→ Directions
Give the listing again character for character, but drop the images.

→ Dataset records

--- BEGIN ---

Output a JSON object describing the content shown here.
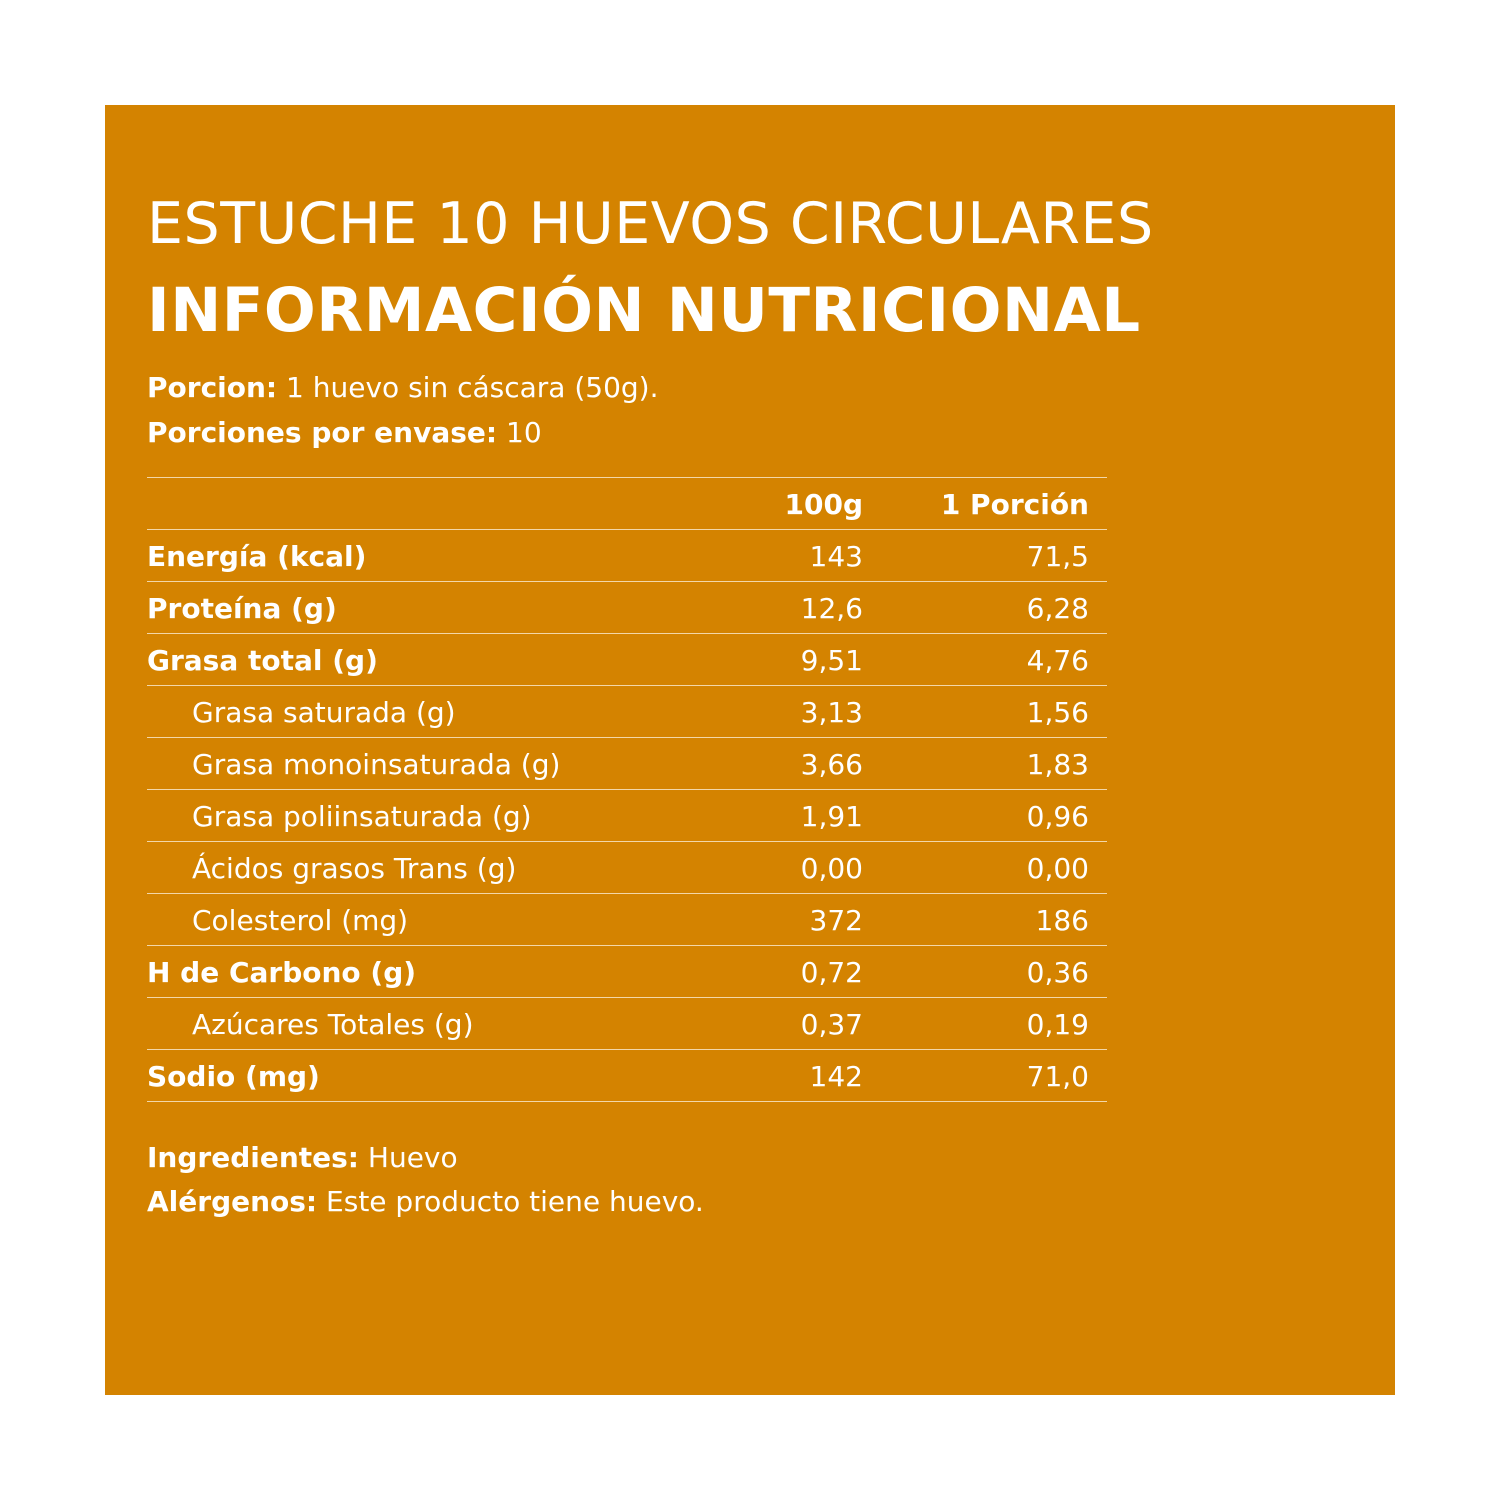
{
  "header": {
    "product_title": "ESTUCHE 10 HUEVOS CIRCULARES",
    "section_title": "INFORMACIÓN NUTRICIONAL"
  },
  "serving": {
    "portion_label": "Porcion:",
    "portion_value": " 1 huevo sin cáscara (50g).",
    "per_pack_label": "Porciones por envase:",
    "per_pack_value": " 10"
  },
  "table": {
    "headers": {
      "label": "",
      "col_a": "100g",
      "col_b": "1 Porción"
    },
    "rows": [
      {
        "label": "Energía (kcal)",
        "a": "143",
        "b": "71,5"
      },
      {
        "label": "Proteína (g)",
        "a": "12,6",
        "b": "6,28"
      },
      {
        "label": "Grasa total (g)",
        "a": "9,51",
        "b": "4,76"
      },
      {
        "label": "Grasa saturada (g)",
        "a": "3,13",
        "b": "1,56"
      },
      {
        "label": "Grasa monoinsaturada (g)",
        "a": "3,66",
        "b": "1,83"
      },
      {
        "label": "Grasa poliinsaturada (g)",
        "a": "1,91",
        "b": "0,96"
      },
      {
        "label": "Ácidos grasos Trans (g)",
        "a": "0,00",
        "b": "0,00"
      },
      {
        "label": "Colesterol (mg)",
        "a": "372",
        "b": "186"
      },
      {
        "label": "H de Carbono (g)",
        "a": "0,72",
        "b": "0,36"
      },
      {
        "label": "Azúcares Totales (g)",
        "a": "0,37",
        "b": "0,19"
      },
      {
        "label": "Sodio (mg)",
        "a": "142",
        "b": "71,0"
      }
    ]
  },
  "footer": {
    "ingredients_label": "Ingredientes:",
    "ingredients_value": " Huevo",
    "allergens_label": "Alérgenos:",
    "allergens_value": " Este producto tiene huevo."
  },
  "colors": {
    "panel_background": "#d48300",
    "text": "#ffffff",
    "rule": "#f3d7a8"
  }
}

--- END ---

→ Task response
Output a JSON object describing the content shown here.
{
  "header": {
    "product_title": "ESTUCHE 10 HUEVOS CIRCULARES",
    "section_title": "INFORMACIÓN NUTRICIONAL"
  },
  "serving": {
    "portion_label": "Porcion:",
    "portion_value": " 1 huevo sin cáscara (50g).",
    "per_pack_label": "Porciones por envase:",
    "per_pack_value": " 10"
  },
  "table": {
    "headers": {
      "label": "",
      "col_a": "100g",
      "col_b": "1 Porción"
    },
    "rows": [
      {
        "label": "Energía (kcal)",
        "a": "143",
        "b": "71,5"
      },
      {
        "label": "Proteína (g)",
        "a": "12,6",
        "b": "6,28"
      },
      {
        "label": "Grasa total (g)",
        "a": "9,51",
        "b": "4,76"
      },
      {
        "label": "Grasa saturada (g)",
        "a": "3,13",
        "b": "1,56"
      },
      {
        "label": "Grasa monoinsaturada (g)",
        "a": "3,66",
        "b": "1,83"
      },
      {
        "label": "Grasa poliinsaturada (g)",
        "a": "1,91",
        "b": "0,96"
      },
      {
        "label": "Ácidos grasos Trans (g)",
        "a": "0,00",
        "b": "0,00"
      },
      {
        "label": "Colesterol (mg)",
        "a": "372",
        "b": "186"
      },
      {
        "label": "H de Carbono (g)",
        "a": "0,72",
        "b": "0,36"
      },
      {
        "label": "Azúcares Totales (g)",
        "a": "0,37",
        "b": "0,19"
      },
      {
        "label": "Sodio (mg)",
        "a": "142",
        "b": "71,0"
      }
    ]
  },
  "footer": {
    "ingredients_label": "Ingredientes:",
    "ingredients_value": " Huevo",
    "allergens_label": "Alérgenos:",
    "allergens_value": " Este producto tiene huevo."
  },
  "colors": {
    "panel_background": "#d48300",
    "text": "#ffffff",
    "rule": "#f3d7a8"
  }
}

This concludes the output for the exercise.